**Problem description**
All of the material below is to be returned exactly.

····················

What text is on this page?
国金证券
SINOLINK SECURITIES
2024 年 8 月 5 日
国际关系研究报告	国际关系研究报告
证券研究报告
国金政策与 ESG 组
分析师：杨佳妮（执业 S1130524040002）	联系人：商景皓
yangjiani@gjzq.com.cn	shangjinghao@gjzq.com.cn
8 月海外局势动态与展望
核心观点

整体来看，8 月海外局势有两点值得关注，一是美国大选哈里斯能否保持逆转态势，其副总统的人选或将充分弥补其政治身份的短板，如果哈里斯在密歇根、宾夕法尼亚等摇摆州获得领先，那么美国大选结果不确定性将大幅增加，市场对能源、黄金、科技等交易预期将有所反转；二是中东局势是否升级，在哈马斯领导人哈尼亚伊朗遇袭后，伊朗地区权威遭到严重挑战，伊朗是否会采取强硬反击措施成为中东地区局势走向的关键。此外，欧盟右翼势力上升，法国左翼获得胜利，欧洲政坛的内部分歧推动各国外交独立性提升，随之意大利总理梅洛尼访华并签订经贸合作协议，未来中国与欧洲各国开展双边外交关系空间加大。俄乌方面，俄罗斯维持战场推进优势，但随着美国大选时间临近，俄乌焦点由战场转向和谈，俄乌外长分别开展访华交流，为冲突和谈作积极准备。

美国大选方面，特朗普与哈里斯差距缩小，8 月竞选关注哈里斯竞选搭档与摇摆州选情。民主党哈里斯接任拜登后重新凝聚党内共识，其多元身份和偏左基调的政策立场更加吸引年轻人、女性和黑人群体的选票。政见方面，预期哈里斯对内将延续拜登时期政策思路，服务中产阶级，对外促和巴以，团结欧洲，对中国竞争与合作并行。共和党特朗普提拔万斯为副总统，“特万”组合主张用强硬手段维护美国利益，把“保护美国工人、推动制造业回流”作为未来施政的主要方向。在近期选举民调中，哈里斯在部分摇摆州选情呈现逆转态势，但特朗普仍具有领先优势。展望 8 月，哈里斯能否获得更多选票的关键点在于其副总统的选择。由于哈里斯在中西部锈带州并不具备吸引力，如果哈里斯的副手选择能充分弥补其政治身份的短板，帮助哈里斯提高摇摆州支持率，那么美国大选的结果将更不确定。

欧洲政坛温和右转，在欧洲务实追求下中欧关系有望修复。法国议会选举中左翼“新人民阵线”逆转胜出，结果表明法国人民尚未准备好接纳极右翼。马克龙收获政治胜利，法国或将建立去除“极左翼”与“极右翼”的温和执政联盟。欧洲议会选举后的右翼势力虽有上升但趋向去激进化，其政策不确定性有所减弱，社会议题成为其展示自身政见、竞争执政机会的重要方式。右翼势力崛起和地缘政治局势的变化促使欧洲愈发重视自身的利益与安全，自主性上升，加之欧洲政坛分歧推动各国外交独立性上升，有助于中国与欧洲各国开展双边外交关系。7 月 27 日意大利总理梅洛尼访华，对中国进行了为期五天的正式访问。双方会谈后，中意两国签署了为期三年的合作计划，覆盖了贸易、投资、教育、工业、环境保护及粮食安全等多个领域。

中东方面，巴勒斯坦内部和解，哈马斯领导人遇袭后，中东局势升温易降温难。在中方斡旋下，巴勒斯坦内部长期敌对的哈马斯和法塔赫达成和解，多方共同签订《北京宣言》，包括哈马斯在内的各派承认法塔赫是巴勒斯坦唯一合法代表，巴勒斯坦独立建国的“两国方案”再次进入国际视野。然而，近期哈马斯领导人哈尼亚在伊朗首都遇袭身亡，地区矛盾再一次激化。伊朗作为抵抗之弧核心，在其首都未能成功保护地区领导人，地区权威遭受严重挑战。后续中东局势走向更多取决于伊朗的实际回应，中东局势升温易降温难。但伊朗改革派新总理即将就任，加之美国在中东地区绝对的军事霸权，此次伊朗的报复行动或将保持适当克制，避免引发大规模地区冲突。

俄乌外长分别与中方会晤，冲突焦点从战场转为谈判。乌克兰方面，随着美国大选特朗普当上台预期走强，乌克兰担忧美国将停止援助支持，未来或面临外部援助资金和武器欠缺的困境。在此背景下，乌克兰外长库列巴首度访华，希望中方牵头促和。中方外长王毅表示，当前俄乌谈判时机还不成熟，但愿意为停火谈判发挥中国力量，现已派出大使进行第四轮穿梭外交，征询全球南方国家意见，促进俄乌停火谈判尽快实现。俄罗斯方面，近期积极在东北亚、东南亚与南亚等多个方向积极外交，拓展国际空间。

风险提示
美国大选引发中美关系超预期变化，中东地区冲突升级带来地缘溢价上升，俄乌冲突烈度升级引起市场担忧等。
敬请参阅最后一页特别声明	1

····················

**Completed exercise**
What text is on this page?
国金证券
SINOLINK SECURITIES
2024 年 8 月 5 日
国际关系研究报告	国际关系研究报告
证券研究报告
国金政策与 ESG 组
分析师：杨佳妮（执业 S1130524040002）	联系人：商景皓
yangjiani@gjzq.com.cn	shangjinghao@gjzq.com.cn
8 月海外局势动态与展望
核心观点

整体来看，8 月海外局势有两点值得关注，一是美国大选哈里斯能否保持逆转态势，其副总统的人选或将充分弥补其政治身份的短板，如果哈里斯在密歇根、宾夕法尼亚等摇摆州获得领先，那么美国大选结果不确定性将大幅增加，市场对能源、黄金、科技等交易预期将有所反转；二是中东局势是否升级，在哈马斯领导人哈尼亚伊朗遇袭后，伊朗地区权威遭到严重挑战，伊朗是否会采取强硬反击措施成为中东地区局势走向的关键。此外，欧盟右翼势力上升，法国左翼获得胜利，欧洲政坛的内部分歧推动各国外交独立性提升，随之意大利总理梅洛尼访华并签订经贸合作协议，未来中国与欧洲各国开展双边外交关系空间加大。俄乌方面，俄罗斯维持战场推进优势，但随着美国大选时间临近，俄乌焦点由战场转向和谈，俄乌外长分别开展访华交流，为冲突和谈作积极准备。

美国大选方面，特朗普与哈里斯差距缩小，8 月竞选关注哈里斯竞选搭档与摇摆州选情。民主党哈里斯接任拜登后重新凝聚党内共识，其多元身份和偏左基调的政策立场更加吸引年轻人、女性和黑人群体的选票。政见方面，预期哈里斯对内将延续拜登时期政策思路，服务中产阶级，对外促和巴以，团结欧洲，对中国竞争与合作并行。共和党特朗普提拔万斯为副总统，“特万”组合主张用强硬手段维护美国利益，把“保护美国工人、推动制造业回流”作为未来施政的主要方向。在近期选举民调中，哈里斯在部分摇摆州选情呈现逆转态势，但特朗普仍具有领先优势。展望 8 月，哈里斯能否获得更多选票的关键点在于其副总统的选择。由于哈里斯在中西部锈带州并不具备吸引力，如果哈里斯的副手选择能充分弥补其政治身份的短板，帮助哈里斯提高摇摆州支持率，那么美国大选的结果将更不确定。

欧洲政坛温和右转，在欧洲务实追求下中欧关系有望修复。法国议会选举中左翼“新人民阵线”逆转胜出，结果表明法国人民尚未准备好接纳极右翼。马克龙收获政治胜利，法国或将建立去除“极左翼”与“极右翼”的温和执政联盟。欧洲议会选举后的右翼势力虽有上升但趋向去激进化，其政策不确定性有所减弱，社会议题成为其展示自身政见、竞争执政机会的重要方式。右翼势力崛起和地缘政治局势的变化促使欧洲愈发重视自身的利益与安全，自主性上升，加之欧洲政坛分歧推动各国外交独立性上升，有助于中国与欧洲各国开展双边外交关系。7 月 27 日意大利总理梅洛尼访华，对中国进行了为期五天的正式访问。双方会谈后，中意两国签署了为期三年的合作计划，覆盖了贸易、投资、教育、工业、环境保护及粮食安全等多个领域。

中东方面，巴勒斯坦内部和解，哈马斯领导人遇袭后，中东局势升温易降温难。在中方斡旋下，巴勒斯坦内部长期敌对的哈马斯和法塔赫达成和解，多方共同签订《北京宣言》，包括哈马斯在内的各派承认法塔赫是巴勒斯坦唯一合法代表，巴勒斯坦独立建国的“两国方案”再次进入国际视野。然而，近期哈马斯领导人哈尼亚在伊朗首都遇袭身亡，地区矛盾再一次激化。伊朗作为抵抗之弧核心，在其首都未能成功保护地区领导人，地区权威遭受严重挑战。后续中东局势走向更多取决于伊朗的实际回应，中东局势升温易降温难。但伊朗改革派新总理即将就任，加之美国在中东地区绝对的军事霸权，此次伊朗的报复行动或将保持适当克制，避免引发大规模地区冲突。

俄乌外长分别与中方会晤，冲突焦点从战场转为谈判。乌克兰方面，随着美国大选特朗普当上台预期走强，乌克兰担忧美国将停止援助支持，未来或面临外部援助资金和武器欠缺的困境。在此背景下，乌克兰外长库列巴首度访华，希望中方牵头促和。中方外长王毅表示，当前俄乌谈判时机还不成熟，但愿意为停火谈判发挥中国力量，现已派出大使进行第四轮穿梭外交，征询全球南方国家意见，促进俄乌停火谈判尽快实现。俄罗斯方面，近期积极在东北亚、东南亚与南亚等多个方向积极外交，拓展国际空间。

风险提示
美国大选引发中美关系超预期变化，中东地区冲突升级带来地缘溢价上升，俄乌冲突烈度升级引起市场担忧等。
敬请参阅最后一页特别声明	1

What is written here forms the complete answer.